[Stored records]
-.-.-

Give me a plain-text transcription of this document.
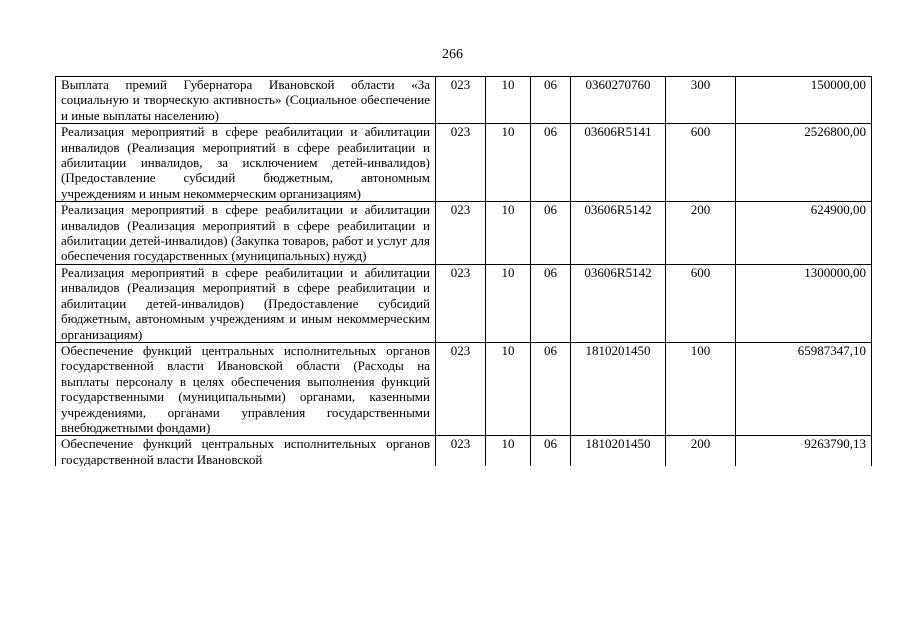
266
Выплата премий Губернатора Ивановской области «За социальную и творческую активность» (Социальное обеспечение и иные выплаты населению)	023	10	06	0360270760	300	150000,00
Реализация мероприятий в сфере реабилитации и абилитации инвалидов (Реализация мероприятий в сфере реабилитации и абилитации инвалидов, за исключением детей-инвалидов) (Предоставление субсидий бюджетным, автономным учреждениям и иным некоммерческим организациям)	023	10	06	03606R5141	600	2526800,00
Реализация мероприятий в сфере реабилитации и абилитации инвалидов (Реализация мероприятий в сфере реабилитации и абилитации детей-инвалидов) (Закупка товаров, работ и услуг для обеспечения государственных (муниципальных) нужд)	023	10	06	03606R5142	200	624900,00
Реализация мероприятий в сфере реабилитации и абилитации инвалидов (Реализация мероприятий в сфере реабилитации и абилитации детей-инвалидов) (Предоставление субсидий бюджетным, автономным учреждениям и иным некоммерческим организациям)	023	10	06	03606R5142	600	1300000,00
Обеспечение функций центральных исполнительных органов государственной власти Ивановской области (Расходы на выплаты персоналу в целях обеспечения выполнения функций государственными (муниципальными) органами, казенными учреждениями, органами управления государственными внебюджетными фондами)	023	10	06	1810201450	100	65987347,10

Обеспечение функций центральных исполнительных органов государственной власти Ивановской	023	10	06	1810201450	200	9263790,13
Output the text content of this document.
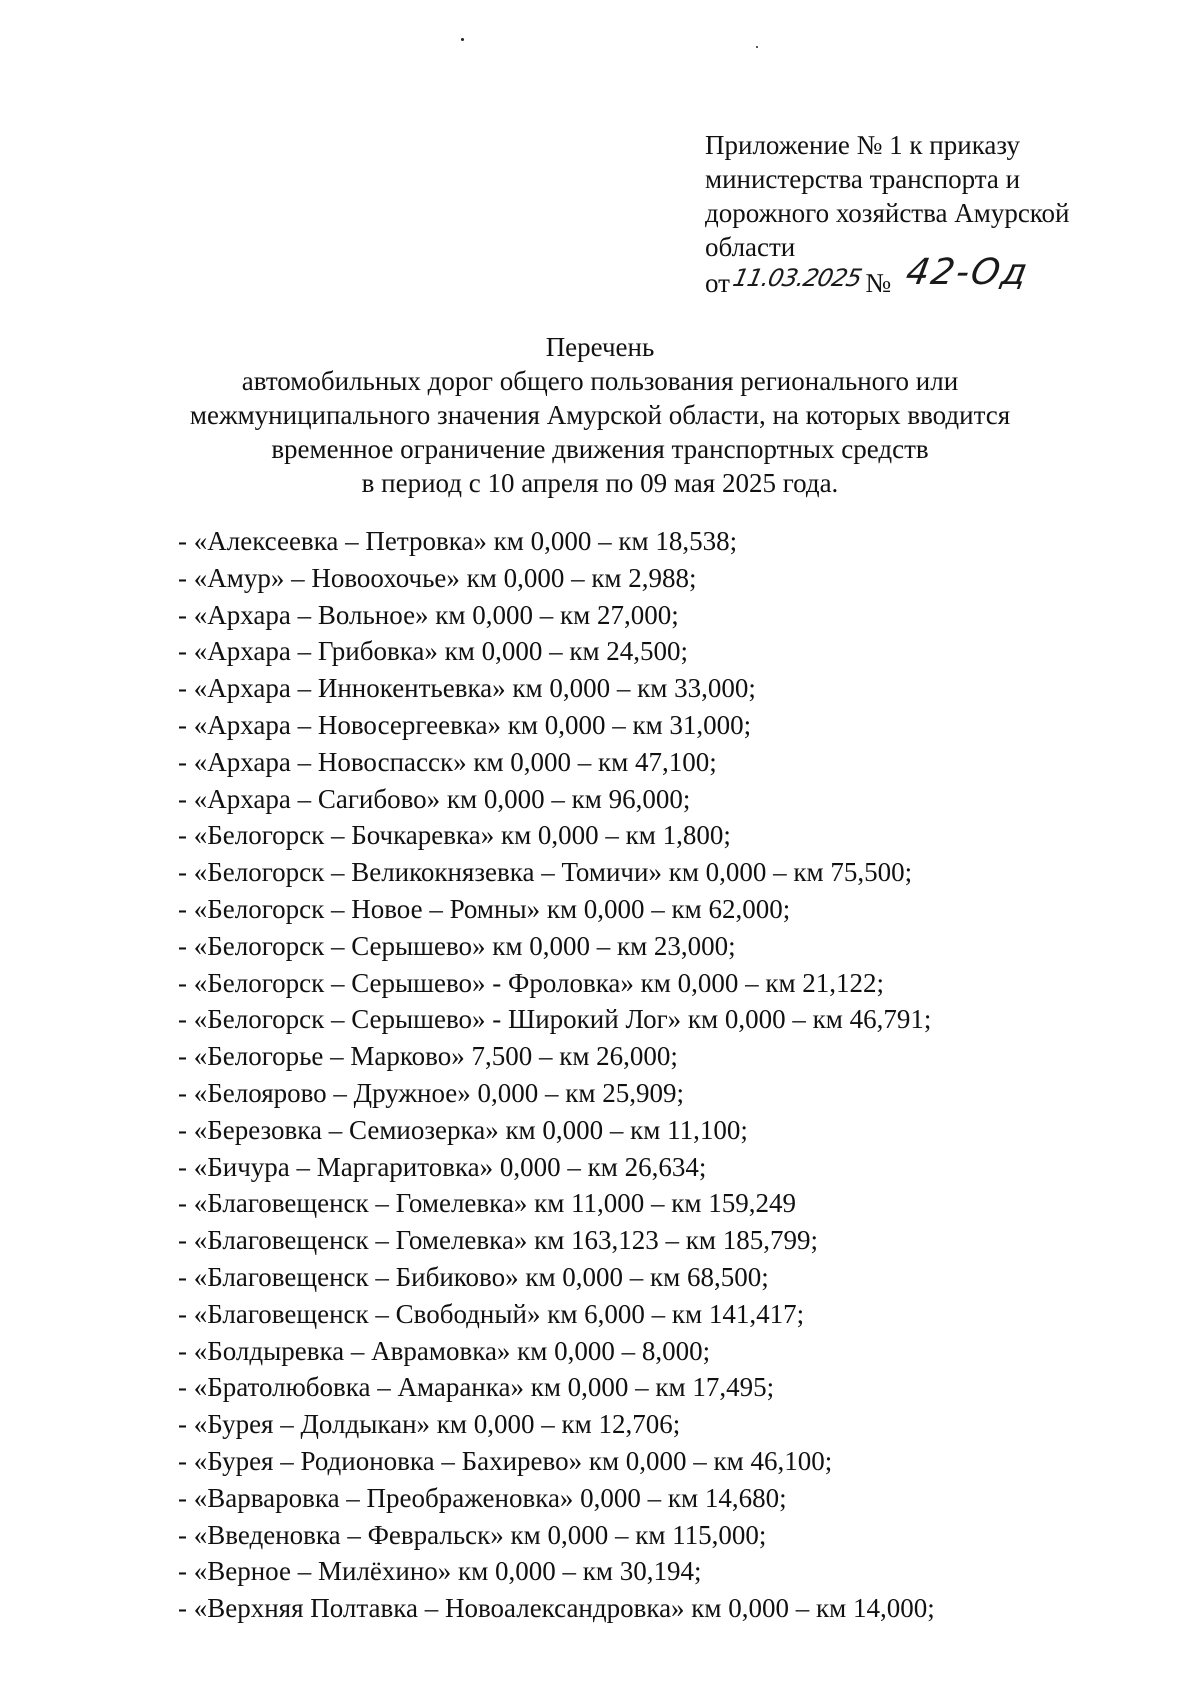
Приложение № 1 к приказу
министерства транспорта и
дорожного хозяйства Амурской
области
от11.03.2025№ 42-Од
Перечень
автомобильных дорог общего пользования регионального или
межмуниципального значения Амурской области, на которых вводится
временное ограничение движения транспортных средств
в период с 10 апреля по 09 мая 2025 года.
- «Алексеевка – Петровка» км 0,000 – км 18,538;
- «Амур» – Новоохочье» км 0,000 – км 2,988;
- «Архара – Вольное» км 0,000 – км 27,000;
- «Архара – Грибовка» км 0,000 – км 24,500;
- «Архара – Иннокентьевка» км 0,000 – км 33,000;
- «Архара – Новосергеевка» км 0,000 – км 31,000;
- «Архара – Новоспасск» км 0,000 – км 47,100;
- «Архара – Сагибово» км 0,000 – км 96,000;
- «Белогорск – Бочкаревка» км 0,000 – км 1,800;
- «Белогорск – Великокнязевка – Томичи» км 0,000 – км 75,500;
- «Белогорск – Новое – Ромны» км 0,000 – км 62,000;
- «Белогорск – Серышево» км 0,000 – км 23,000;
- «Белогорск – Серышево» - Фроловка» км 0,000 – км 21,122;
- «Белогорск – Серышево» - Широкий Лог» км 0,000 – км 46,791;
- «Белогорье – Марково» 7,500 – км 26,000;
- «Белоярово – Дружное» 0,000 – км 25,909;
- «Березовка – Семиозерка» км 0,000 – км 11,100;
- «Бичура – Маргаритовка» 0,000 – км 26,634;
- «Благовещенск – Гомелевка» км 11,000 – км 159,249
- «Благовещенск – Гомелевка» км 163,123 – км 185,799;
- «Благовещенск – Бибиково» км 0,000 – км 68,500;
- «Благовещенск – Свободный» км 6,000 – км 141,417;
- «Болдыревка – Аврамовка» км 0,000 – 8,000;
- «Братолюбовка – Амаранка» км 0,000 – км 17,495;
- «Бурея – Долдыкан» км 0,000 – км 12,706;
- «Бурея – Родионовка – Бахирево» км 0,000 – км 46,100;
- «Варваровка – Преображеновка» 0,000 – км 14,680;
- «Введеновка – Февральск» км 0,000 – км 115,000;
- «Верное – Милёхино» км 0,000 – км 30,194;
- «Верхняя Полтавка – Новоалександровка» км 0,000 – км 14,000;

-.-.-

* [WHAT IS EXPECTED]
Copy out each line of the listing that holds "Архара".

* [TASK ANSWER]
- «Архара – Вольное» км 0,000 – км 27,000;
- «Архара – Грибовка» км 0,000 – км 24,500;
- «Архара – Иннокентьевка» км 0,000 – км 33,000;
- «Архара – Новосергеевка» км 0,000 – км 31,000;
- «Архара – Новоспасск» км 0,000 – км 47,100;
- «Архара – Сагибово» км 0,000 – км 96,000;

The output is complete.